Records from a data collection
=-=-=-=-=

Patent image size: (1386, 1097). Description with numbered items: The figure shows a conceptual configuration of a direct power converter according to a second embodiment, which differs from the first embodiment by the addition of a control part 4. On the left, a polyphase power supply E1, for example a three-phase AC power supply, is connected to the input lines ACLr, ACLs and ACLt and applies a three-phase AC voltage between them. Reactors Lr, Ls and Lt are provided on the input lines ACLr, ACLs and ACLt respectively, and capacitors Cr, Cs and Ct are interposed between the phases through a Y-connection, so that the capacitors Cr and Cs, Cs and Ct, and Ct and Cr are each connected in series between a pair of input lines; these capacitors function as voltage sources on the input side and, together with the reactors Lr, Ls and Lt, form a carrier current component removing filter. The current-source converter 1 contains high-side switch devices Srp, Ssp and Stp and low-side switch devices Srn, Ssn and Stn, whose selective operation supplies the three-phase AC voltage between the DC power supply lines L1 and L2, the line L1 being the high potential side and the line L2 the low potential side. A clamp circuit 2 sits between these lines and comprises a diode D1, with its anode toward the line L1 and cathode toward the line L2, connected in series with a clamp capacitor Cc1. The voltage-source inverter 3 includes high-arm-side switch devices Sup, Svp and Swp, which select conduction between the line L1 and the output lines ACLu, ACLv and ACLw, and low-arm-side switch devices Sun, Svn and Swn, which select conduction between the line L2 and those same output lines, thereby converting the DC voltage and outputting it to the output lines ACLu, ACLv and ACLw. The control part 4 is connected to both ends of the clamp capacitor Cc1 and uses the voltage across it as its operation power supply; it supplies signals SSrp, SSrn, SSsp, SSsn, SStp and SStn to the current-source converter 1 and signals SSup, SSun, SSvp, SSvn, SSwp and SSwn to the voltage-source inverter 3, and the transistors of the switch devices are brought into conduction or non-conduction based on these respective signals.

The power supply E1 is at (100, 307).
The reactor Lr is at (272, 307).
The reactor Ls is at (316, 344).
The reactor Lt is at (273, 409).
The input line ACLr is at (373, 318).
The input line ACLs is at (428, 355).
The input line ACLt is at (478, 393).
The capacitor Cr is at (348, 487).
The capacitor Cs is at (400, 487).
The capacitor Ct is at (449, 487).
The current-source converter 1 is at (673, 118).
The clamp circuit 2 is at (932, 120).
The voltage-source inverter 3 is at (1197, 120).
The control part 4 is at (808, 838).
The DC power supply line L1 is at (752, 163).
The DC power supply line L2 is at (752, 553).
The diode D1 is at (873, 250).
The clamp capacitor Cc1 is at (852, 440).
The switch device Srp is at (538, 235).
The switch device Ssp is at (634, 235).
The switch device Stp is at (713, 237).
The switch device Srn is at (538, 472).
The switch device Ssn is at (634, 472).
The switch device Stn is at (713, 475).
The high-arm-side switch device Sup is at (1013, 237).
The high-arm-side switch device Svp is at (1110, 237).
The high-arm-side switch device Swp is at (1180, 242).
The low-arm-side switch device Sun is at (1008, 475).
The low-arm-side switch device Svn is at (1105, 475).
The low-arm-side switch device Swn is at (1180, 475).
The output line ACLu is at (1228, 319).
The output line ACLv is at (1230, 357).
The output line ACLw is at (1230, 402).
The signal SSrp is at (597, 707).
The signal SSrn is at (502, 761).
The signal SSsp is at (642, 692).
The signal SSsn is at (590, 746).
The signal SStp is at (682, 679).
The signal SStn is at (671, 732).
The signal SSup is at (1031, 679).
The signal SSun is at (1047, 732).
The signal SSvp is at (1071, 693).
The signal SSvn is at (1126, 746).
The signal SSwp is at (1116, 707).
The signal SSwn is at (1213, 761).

=-=-=-=-=

Quote the listing word for word from its first line through the line containing "The reactor Ls is at (316, 344).", including both of those lines.

Patent image size: (1386, 1097). Description with numbered items: The figure shows a conceptual configuration of a direct power converter according to a second embodiment, which differs from the first embodiment by the addition of a control part 4. On the left, a polyphase power supply E1, for example a three-phase AC power supply, is connected to the input lines ACLr, ACLs and ACLt and applies a three-phase AC voltage between them. Reactors Lr, Ls and Lt are provided on the input lines ACLr, ACLs and ACLt respectively, and capacitors Cr, Cs and Ct are interposed between the phases through a Y-connection, so that the capacitors Cr and Cs, Cs and Ct, and Ct and Cr are each connected in series between a pair of input lines; these capacitors function as voltage sources on the input side and, together with the reactors Lr, Ls and Lt, form a carrier current component removing filter. The current-source converter 1 contains high-side switch devices Srp, Ssp and Stp and low-side switch devices Srn, Ssn and Stn, whose selective operation supplies the three-phase AC voltage between the DC power supply lines L1 and L2, the line L1 being the high potential side and the line L2 the low potential side. A clamp circuit 2 sits between these lines and comprises a diode D1, with its anode toward the line L1 and cathode toward the line L2, connected in series with a clamp capacitor Cc1. The voltage-source inverter 3 includes high-arm-side switch devices Sup, Svp and Swp, which select conduction between the line L1 and the output lines ACLu, ACLv and ACLw, and low-arm-side switch devices Sun, Svn and Swn, which select conduction between the line L2 and those same output lines, thereby converting the DC voltage and outputting it to the output lines ACLu, ACLv and ACLw. The control part 4 is connected to both ends of the clamp capacitor Cc1 and uses the voltage across it as its operation power supply; it supplies signals SSrp, SSrn, SSsp, SSsn, SStp and SStn to the current-source converter 1 and signals SSup, SSun, SSvp, SSvn, SSwp and SSwn to the voltage-source inverter 3, and the transistors of the switch devices are brought into conduction or non-conduction based on these respective signals.

The power supply E1 is at (100, 307).
The reactor Lr is at (272, 307).
The reactor Ls is at (316, 344).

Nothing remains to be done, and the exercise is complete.